## EXERCISE PROMPT:
Collect each line of the entries that holds the string "study".

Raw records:
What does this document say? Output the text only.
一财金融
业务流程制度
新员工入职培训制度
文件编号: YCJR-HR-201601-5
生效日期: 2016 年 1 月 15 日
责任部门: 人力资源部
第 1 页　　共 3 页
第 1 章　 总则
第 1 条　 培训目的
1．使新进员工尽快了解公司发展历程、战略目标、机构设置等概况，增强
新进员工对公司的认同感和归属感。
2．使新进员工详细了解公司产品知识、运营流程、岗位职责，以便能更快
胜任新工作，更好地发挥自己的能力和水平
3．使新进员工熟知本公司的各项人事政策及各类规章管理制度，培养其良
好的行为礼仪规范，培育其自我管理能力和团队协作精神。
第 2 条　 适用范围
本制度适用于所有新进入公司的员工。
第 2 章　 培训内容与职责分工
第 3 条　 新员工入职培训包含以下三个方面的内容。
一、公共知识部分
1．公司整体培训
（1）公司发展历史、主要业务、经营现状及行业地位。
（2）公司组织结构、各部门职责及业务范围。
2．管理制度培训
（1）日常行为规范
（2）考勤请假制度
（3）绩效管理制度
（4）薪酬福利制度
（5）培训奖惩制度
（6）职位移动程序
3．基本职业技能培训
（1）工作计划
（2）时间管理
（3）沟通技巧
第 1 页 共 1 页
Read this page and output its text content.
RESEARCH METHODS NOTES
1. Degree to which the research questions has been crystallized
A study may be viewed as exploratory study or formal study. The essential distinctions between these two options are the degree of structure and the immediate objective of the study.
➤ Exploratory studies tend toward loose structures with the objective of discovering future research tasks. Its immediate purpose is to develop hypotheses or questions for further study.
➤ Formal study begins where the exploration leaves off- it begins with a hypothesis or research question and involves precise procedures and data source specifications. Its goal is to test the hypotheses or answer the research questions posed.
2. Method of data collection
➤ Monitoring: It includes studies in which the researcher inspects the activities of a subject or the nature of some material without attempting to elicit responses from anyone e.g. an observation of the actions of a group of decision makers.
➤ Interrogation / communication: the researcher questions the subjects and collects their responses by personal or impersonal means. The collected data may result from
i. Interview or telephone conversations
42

## COMPLETE RESPONSE:
A study may be viewed as exploratory study or formal study. The essential distinctions between these two options are the degree of structure and the immediate objective of the study.
➤ Exploratory studies tend toward loose structures with the objective of discovering future research tasks. Its immediate purpose is to develop hypotheses or questions for further study.
➤ Formal study begins where the exploration leaves off- it begins with a hypothesis or research question and involves precise procedures and data source specifications. Its goal is to test the hypotheses or answer the research questions posed.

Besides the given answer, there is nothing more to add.